(Element region listings)
........

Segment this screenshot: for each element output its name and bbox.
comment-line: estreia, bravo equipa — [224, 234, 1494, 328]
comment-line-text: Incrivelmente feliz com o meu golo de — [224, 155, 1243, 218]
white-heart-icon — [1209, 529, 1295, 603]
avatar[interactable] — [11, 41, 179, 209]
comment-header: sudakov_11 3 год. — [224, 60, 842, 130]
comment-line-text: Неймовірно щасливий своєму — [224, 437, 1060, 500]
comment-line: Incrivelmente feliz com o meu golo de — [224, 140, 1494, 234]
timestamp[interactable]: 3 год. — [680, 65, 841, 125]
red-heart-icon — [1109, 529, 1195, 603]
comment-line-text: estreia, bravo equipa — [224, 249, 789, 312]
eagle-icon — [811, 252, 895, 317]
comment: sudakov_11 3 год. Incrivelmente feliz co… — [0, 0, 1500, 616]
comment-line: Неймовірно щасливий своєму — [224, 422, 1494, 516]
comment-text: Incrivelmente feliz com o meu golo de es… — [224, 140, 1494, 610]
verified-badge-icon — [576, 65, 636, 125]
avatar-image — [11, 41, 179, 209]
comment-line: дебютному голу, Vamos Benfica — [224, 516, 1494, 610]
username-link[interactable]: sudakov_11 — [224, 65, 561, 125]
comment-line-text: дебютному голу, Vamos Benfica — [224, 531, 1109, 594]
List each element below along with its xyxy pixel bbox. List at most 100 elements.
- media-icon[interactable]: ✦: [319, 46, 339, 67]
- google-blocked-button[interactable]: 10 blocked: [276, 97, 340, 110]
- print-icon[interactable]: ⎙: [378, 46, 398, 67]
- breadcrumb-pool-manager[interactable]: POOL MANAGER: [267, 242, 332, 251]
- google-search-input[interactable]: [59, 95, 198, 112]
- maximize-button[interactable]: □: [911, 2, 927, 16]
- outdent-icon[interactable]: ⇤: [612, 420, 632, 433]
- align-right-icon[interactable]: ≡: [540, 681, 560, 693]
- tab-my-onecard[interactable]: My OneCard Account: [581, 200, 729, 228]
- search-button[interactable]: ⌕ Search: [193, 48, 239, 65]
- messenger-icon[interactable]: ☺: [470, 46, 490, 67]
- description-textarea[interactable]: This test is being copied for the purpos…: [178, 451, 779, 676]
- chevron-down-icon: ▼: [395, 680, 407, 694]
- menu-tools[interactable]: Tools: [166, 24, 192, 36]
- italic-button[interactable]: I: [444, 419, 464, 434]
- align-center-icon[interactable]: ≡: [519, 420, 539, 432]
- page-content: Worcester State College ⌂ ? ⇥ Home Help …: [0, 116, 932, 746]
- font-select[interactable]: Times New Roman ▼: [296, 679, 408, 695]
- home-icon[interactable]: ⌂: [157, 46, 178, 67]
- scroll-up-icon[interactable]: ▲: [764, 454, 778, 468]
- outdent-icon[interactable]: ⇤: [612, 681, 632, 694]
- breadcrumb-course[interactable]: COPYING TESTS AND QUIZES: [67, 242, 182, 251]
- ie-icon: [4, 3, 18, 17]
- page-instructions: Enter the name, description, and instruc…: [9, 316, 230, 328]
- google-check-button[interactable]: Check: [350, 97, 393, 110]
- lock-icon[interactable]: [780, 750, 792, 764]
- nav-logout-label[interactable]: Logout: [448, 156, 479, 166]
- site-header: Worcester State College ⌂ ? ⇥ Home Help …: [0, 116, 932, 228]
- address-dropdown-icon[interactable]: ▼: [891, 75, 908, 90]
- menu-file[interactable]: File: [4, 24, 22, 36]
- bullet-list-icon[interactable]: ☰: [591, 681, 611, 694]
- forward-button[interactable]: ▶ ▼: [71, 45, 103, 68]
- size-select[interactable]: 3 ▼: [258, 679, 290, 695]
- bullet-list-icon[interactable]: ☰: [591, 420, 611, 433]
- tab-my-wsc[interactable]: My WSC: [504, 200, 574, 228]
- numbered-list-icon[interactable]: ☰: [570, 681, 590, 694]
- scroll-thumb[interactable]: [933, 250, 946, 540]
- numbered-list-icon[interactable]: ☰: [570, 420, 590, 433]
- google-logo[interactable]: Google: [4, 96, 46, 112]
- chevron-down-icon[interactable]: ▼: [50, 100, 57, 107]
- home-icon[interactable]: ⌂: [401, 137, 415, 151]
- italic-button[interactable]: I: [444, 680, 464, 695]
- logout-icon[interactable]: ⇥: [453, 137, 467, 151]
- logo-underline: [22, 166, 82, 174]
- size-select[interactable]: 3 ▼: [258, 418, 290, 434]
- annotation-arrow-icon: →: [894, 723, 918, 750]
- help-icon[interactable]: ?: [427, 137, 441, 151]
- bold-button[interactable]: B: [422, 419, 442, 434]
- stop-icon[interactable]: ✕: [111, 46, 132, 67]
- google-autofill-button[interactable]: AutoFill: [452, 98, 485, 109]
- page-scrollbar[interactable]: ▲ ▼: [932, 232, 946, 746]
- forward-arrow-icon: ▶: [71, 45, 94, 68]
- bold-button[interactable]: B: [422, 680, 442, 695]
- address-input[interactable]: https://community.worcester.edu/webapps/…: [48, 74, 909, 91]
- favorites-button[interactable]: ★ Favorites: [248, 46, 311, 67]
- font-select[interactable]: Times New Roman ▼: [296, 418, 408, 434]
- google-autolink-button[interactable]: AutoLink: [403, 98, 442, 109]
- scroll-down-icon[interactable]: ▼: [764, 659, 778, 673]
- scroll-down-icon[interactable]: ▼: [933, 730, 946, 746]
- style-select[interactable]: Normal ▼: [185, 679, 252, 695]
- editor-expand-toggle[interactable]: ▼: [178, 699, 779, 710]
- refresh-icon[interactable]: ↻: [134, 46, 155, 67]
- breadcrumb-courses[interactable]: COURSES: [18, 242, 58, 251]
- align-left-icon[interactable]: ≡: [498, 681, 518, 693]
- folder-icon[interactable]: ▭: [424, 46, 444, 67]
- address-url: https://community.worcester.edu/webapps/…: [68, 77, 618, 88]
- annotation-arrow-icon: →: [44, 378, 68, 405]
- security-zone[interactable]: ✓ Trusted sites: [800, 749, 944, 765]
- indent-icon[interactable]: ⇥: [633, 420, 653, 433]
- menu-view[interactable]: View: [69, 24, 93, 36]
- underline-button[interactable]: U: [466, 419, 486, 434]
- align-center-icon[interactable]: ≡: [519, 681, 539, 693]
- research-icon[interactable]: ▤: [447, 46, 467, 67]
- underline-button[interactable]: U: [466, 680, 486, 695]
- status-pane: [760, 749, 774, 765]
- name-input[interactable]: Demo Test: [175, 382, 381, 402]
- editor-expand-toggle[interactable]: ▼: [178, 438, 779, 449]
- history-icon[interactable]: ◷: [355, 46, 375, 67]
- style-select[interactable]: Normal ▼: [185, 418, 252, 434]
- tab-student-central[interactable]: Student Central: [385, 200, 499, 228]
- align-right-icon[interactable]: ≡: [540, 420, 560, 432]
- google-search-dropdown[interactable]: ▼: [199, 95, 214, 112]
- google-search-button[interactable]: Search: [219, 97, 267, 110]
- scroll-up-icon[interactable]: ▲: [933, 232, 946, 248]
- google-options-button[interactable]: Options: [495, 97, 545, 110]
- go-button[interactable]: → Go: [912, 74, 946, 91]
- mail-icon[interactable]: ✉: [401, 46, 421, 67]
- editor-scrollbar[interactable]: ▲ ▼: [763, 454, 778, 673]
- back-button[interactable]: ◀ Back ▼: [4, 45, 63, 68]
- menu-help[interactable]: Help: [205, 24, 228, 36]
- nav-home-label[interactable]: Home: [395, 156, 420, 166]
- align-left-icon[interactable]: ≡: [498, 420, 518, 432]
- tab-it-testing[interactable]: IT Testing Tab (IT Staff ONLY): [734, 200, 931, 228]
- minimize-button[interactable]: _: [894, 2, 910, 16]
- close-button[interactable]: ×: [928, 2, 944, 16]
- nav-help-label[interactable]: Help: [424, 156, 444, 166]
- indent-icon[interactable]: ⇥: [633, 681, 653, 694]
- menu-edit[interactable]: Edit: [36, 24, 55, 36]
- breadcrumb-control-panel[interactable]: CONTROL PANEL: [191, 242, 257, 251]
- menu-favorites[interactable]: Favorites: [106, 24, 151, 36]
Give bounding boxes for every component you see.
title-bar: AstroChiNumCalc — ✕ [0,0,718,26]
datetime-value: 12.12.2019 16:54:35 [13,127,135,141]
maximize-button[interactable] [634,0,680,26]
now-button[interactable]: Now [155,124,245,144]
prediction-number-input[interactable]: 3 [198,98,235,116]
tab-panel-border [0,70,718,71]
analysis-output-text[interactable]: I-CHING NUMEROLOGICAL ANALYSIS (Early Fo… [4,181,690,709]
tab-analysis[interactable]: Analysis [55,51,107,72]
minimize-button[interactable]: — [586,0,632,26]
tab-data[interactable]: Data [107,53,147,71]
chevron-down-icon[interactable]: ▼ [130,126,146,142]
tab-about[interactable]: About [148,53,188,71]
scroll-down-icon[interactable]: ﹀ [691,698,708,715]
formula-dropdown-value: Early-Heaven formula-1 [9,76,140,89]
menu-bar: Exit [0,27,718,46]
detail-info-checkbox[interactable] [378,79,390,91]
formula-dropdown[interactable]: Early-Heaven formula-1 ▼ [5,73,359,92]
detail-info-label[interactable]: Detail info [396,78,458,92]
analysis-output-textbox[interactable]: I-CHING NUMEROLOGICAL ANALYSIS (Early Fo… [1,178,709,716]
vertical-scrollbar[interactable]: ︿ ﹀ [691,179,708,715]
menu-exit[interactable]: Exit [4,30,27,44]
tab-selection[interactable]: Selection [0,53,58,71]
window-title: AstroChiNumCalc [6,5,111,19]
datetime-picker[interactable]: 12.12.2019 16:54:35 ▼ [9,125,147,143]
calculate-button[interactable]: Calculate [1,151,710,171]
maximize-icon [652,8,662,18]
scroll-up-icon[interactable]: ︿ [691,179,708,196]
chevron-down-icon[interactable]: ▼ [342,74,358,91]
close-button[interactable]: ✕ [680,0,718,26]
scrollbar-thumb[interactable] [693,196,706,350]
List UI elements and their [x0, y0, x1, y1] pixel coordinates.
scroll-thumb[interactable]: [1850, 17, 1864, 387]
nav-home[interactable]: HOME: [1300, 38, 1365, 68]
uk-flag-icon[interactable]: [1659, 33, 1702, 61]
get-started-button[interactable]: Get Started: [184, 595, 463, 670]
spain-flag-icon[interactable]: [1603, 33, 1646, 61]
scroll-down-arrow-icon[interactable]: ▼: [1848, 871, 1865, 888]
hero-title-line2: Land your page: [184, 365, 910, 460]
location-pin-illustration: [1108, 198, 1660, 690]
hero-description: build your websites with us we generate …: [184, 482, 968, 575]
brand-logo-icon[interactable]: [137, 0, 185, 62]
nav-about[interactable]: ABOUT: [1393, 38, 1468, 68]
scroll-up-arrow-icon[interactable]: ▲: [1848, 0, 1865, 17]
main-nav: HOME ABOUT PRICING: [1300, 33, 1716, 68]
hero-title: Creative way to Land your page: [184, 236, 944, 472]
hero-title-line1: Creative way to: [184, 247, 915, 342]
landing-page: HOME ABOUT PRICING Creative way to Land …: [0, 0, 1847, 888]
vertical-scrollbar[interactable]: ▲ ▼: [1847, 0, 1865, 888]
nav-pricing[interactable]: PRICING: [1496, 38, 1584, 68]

........

- WORK REQUIRED -
Render the records as a numbered list, starting at the first line and ending at the line that contains "comment-line: дебютному голу, Vamos", with both of those lines included. Leave out any blank lines.

- SOLUTION BELOW -
1. Segment this screenshot: for each element output its name and bbox.
2. comment-line: estreia, bravo equipa — [224, 234, 1494, 328]
3. comment-line-text: Incrivelmente feliz com o meu golo de — [224, 155, 1243, 218]
4. white-heart-icon — [1209, 529, 1295, 603]
5. avatar[interactable] — [11, 41, 179, 209]
6. comment-header: sudakov_11 3 год. — [224, 60, 842, 130]
7. comment-line-text: Неймовірно щасливий своєму — [224, 437, 1060, 500]
8. comment-line: Incrivelmente feliz com o meu golo de — [224, 140, 1494, 234]
9. timestamp[interactable]: 3 год. — [680, 65, 841, 125]
10. red-heart-icon — [1109, 529, 1195, 603]
11. comment-line-text: estreia, bravo equipa — [224, 249, 789, 312]
12. eagle-icon — [811, 252, 895, 317]
13. comment: sudakov_11 3 год. Incrivelmente feliz co… — [0, 0, 1500, 616]
14. comment-line: Неймовірно щасливий своєму — [224, 422, 1494, 516]
15. comment-text: Incrivelmente feliz com o meu golo de es… — [224, 140, 1494, 610]
16. verified-badge-icon — [576, 65, 636, 125]
17. avatar-image — [11, 41, 179, 209]
18. comment-line: дебютному голу, Vamos Benfica — [224, 516, 1494, 610]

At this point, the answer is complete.